**Data provided**
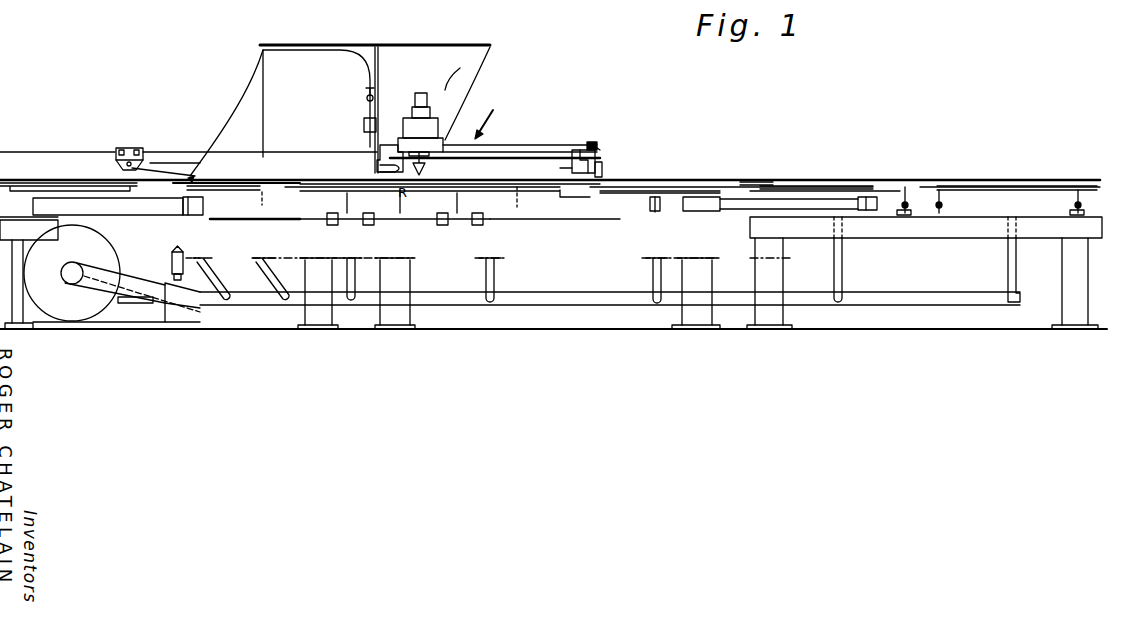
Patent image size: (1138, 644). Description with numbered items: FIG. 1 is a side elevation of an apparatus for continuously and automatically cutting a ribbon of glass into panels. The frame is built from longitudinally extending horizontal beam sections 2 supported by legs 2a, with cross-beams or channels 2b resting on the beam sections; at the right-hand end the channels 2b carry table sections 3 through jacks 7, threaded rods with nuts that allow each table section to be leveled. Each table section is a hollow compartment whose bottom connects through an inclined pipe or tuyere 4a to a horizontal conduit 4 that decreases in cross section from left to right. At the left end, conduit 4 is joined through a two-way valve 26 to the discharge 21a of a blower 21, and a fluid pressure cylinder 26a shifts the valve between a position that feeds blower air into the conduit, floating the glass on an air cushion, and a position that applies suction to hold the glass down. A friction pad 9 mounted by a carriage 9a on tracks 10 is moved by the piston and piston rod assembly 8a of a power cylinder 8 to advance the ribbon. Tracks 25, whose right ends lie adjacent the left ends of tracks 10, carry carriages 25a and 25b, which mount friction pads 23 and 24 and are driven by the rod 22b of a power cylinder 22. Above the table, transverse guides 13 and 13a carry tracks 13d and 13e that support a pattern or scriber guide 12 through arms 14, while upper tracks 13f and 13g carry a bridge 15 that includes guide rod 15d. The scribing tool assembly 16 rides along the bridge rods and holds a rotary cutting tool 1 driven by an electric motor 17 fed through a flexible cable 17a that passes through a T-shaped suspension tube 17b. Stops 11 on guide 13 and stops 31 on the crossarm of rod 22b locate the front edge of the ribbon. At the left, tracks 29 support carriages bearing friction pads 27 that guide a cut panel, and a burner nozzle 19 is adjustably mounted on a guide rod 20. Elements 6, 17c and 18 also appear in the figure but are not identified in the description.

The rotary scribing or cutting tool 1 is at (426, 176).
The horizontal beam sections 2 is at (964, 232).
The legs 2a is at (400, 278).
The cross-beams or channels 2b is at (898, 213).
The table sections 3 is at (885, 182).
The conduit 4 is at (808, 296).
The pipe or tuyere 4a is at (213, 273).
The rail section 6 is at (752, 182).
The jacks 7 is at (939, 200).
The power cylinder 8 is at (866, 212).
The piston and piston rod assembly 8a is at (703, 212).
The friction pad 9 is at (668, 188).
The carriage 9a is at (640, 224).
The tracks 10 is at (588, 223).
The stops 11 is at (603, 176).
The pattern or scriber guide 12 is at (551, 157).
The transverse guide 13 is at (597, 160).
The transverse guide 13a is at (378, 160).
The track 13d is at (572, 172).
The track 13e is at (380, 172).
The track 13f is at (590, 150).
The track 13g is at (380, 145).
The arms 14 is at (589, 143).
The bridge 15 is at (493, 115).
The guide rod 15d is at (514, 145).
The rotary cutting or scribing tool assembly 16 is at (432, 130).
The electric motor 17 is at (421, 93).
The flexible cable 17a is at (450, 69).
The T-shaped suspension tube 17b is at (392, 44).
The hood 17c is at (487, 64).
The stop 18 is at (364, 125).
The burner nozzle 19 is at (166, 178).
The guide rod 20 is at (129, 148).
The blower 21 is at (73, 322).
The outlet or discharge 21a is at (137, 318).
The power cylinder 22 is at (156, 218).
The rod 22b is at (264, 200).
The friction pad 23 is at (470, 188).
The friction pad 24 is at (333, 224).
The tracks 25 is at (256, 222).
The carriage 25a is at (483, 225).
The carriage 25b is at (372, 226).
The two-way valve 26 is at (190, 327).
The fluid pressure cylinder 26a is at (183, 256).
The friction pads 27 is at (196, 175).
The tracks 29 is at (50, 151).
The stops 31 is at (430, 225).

--

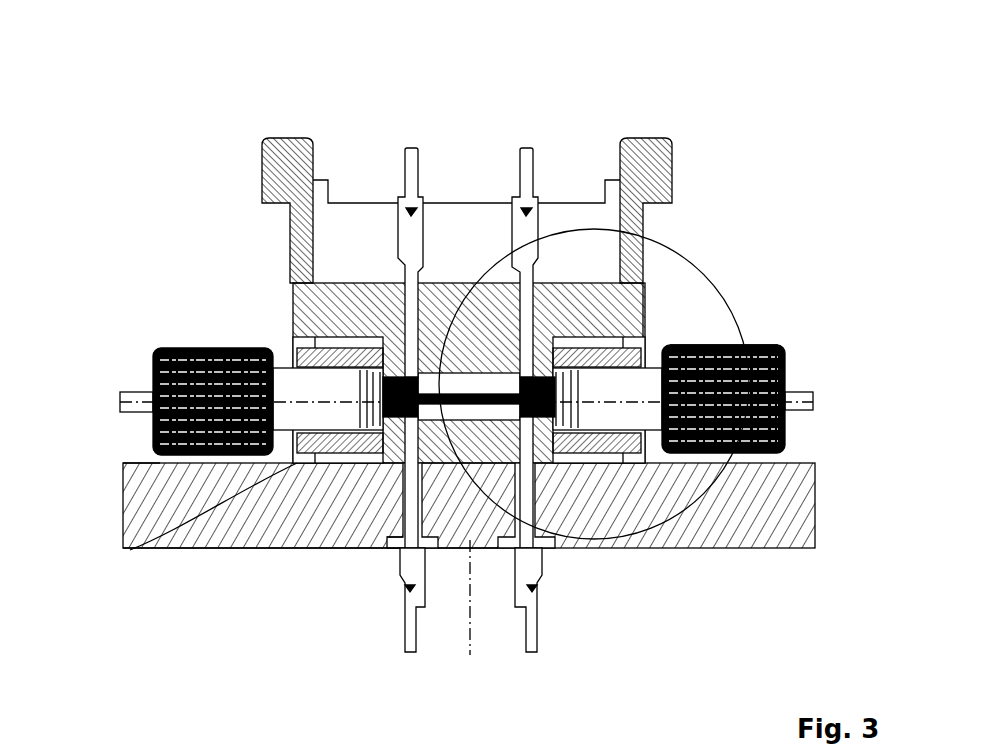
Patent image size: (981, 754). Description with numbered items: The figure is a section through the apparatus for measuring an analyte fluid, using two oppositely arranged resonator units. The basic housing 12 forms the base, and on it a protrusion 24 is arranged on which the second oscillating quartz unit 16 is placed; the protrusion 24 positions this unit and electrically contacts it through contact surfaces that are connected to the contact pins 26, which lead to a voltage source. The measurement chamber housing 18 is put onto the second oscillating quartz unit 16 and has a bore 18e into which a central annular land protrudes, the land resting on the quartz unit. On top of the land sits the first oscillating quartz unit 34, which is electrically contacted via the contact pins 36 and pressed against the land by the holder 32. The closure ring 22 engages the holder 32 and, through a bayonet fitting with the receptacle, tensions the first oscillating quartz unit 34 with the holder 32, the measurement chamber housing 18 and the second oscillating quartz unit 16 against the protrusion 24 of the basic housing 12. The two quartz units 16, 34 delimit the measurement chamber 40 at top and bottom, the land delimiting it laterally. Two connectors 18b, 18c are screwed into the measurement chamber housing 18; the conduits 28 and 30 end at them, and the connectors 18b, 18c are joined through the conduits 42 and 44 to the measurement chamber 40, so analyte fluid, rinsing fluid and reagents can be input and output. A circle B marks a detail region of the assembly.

...

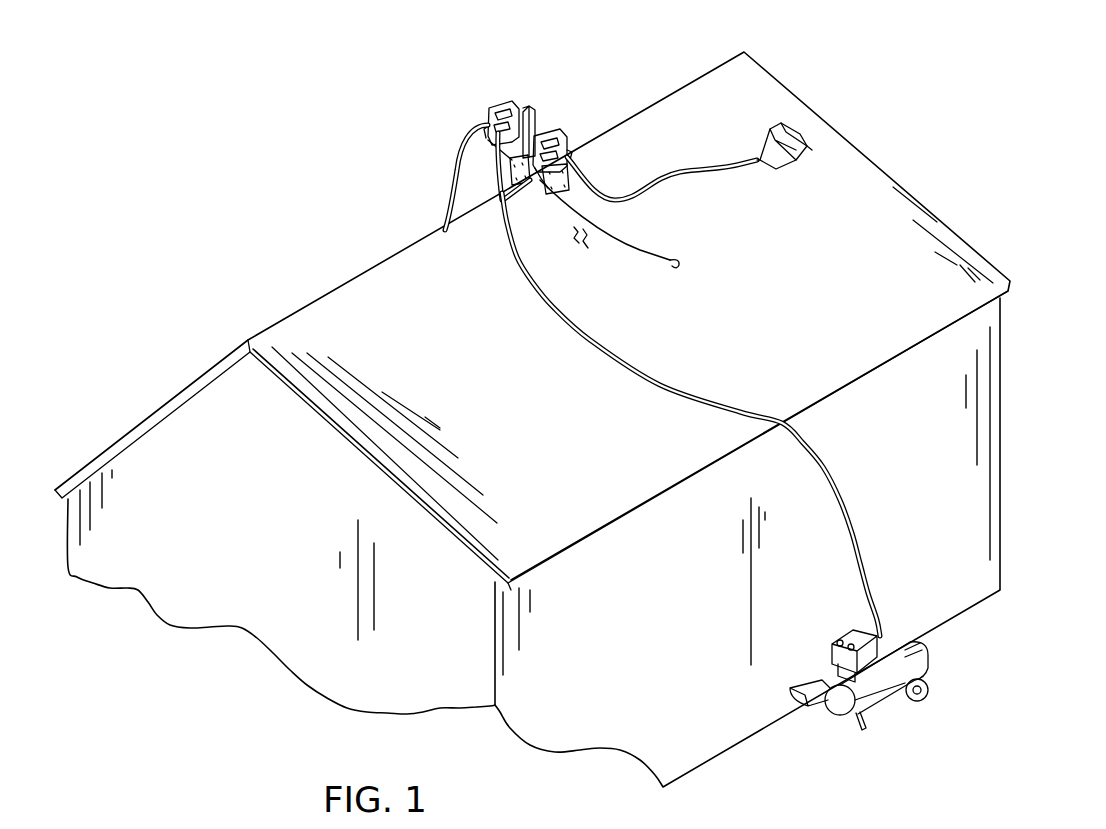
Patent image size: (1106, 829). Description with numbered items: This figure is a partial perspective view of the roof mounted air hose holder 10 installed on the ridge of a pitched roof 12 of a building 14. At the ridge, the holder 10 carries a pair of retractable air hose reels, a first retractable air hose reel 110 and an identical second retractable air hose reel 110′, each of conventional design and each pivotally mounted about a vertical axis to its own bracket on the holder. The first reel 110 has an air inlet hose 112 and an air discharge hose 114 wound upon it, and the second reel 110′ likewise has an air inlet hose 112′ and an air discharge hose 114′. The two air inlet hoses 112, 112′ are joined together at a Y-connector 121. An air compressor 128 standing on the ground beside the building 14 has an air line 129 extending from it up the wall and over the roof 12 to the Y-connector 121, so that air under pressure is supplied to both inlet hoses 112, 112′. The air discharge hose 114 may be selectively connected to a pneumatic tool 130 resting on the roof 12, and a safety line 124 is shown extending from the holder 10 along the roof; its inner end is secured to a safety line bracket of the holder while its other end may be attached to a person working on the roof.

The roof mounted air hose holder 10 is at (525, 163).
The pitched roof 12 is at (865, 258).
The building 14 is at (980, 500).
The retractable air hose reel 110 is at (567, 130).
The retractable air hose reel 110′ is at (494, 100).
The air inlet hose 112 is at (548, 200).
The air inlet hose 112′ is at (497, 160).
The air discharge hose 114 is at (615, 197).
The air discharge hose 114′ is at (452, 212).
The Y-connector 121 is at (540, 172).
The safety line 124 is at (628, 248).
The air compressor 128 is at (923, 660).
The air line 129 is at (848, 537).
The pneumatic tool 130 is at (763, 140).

**Aim**
Extract every line of the data above that contains the string "roof", copying each such line in full. Treat the match as case-sensitive.

**The solution**
Patent image size: (1106, 829). Description with numbered items: This figure is a partial perspective view of the roof mounted air hose holder 10 installed on the ridge of a pitched roof 12 of a building 14. At the ridge, the holder 10 carries a pair of retractable air hose reels, a first retractable air hose reel 110 and an identical second retractable air hose reel 110′, each of conventional design and each pivotally mounted about a vertical axis to its own bracket on the holder. The first reel 110 has an air inlet hose 112 and an air discharge hose 114 wound upon it, and the second reel 110′ likewise has an air inlet hose 112′ and an air discharge hose 114′. The two air inlet hoses 112, 112′ are joined together at a Y-connector 121. An air compressor 128 standing on the ground beside the building 14 has an air line 129 extending from it up the wall and over the roof 12 to the Y-connector 121, so that air under pressure is supplied to both inlet hoses 112, 112′. The air discharge hose 114 may be selectively connected to a pneumatic tool 130 resting on the roof 12, and a safety line 124 is shown extending from the holder 10 along the roof; its inner end is secured to a safety line bracket of the holder while its other end may be attached to a person working on the roof.
The roof mounted air hose holder 10 is at (525, 163).
The pitched roof 12 is at (865, 258).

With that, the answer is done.